┌─ Excerpted records

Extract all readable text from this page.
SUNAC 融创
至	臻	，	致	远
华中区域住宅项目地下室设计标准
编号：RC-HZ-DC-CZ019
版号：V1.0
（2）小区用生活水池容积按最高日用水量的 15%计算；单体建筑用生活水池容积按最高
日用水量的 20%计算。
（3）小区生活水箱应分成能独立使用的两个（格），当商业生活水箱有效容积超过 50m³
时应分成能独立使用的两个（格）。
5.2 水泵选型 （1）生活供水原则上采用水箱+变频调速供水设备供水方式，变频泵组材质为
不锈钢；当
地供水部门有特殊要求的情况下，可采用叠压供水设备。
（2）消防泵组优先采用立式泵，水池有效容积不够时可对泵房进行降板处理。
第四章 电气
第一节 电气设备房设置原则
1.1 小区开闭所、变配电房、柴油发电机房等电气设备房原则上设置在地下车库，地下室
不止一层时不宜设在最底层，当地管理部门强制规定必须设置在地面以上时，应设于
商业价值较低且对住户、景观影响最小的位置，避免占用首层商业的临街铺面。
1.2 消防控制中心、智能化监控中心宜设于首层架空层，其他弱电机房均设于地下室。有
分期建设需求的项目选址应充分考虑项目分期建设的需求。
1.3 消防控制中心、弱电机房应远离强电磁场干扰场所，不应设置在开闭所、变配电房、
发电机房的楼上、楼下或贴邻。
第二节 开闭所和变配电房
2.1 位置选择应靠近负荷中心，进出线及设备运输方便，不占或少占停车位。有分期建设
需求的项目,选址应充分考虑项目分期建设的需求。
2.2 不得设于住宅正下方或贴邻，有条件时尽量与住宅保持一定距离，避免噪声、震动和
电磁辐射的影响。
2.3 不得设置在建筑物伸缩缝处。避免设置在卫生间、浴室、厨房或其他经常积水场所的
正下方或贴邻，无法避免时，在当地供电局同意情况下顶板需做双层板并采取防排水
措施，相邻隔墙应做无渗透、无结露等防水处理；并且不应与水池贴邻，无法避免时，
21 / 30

└─

- **Written task**
Please return the data above exactly as given.

- **Output for this task**
Extract all readable text from this page.
SUNAC 融创
至	臻	，	致	远
华中区域住宅项目地下室设计标准
编号：RC-HZ-DC-CZ019
版号：V1.0
（2）小区用生活水池容积按最高日用水量的 15%计算；单体建筑用生活水池容积按最高
日用水量的 20%计算。
（3）小区生活水箱应分成能独立使用的两个（格），当商业生活水箱有效容积超过 50m³
时应分成能独立使用的两个（格）。
5.2 水泵选型 （1）生活供水原则上采用水箱+变频调速供水设备供水方式，变频泵组材质为
不锈钢；当
地供水部门有特殊要求的情况下，可采用叠压供水设备。
（2）消防泵组优先采用立式泵，水池有效容积不够时可对泵房进行降板处理。
第四章 电气
第一节 电气设备房设置原则
1.1 小区开闭所、变配电房、柴油发电机房等电气设备房原则上设置在地下车库，地下室
不止一层时不宜设在最底层，当地管理部门强制规定必须设置在地面以上时，应设于
商业价值较低且对住户、景观影响最小的位置，避免占用首层商业的临街铺面。
1.2 消防控制中心、智能化监控中心宜设于首层架空层，其他弱电机房均设于地下室。有
分期建设需求的项目选址应充分考虑项目分期建设的需求。
1.3 消防控制中心、弱电机房应远离强电磁场干扰场所，不应设置在开闭所、变配电房、
发电机房的楼上、楼下或贴邻。
第二节 开闭所和变配电房
2.1 位置选择应靠近负荷中心，进出线及设备运输方便，不占或少占停车位。有分期建设
需求的项目,选址应充分考虑项目分期建设的需求。
2.2 不得设于住宅正下方或贴邻，有条件时尽量与住宅保持一定距离，避免噪声、震动和
电磁辐射的影响。
2.3 不得设置在建筑物伸缩缝处。避免设置在卫生间、浴室、厨房或其他经常积水场所的
正下方或贴邻，无法避免时，在当地供电局同意情况下顶板需做双层板并采取防排水
措施，相邻隔墙应做无渗透、无结露等防水处理；并且不应与水池贴邻，无法避免时，
21 / 30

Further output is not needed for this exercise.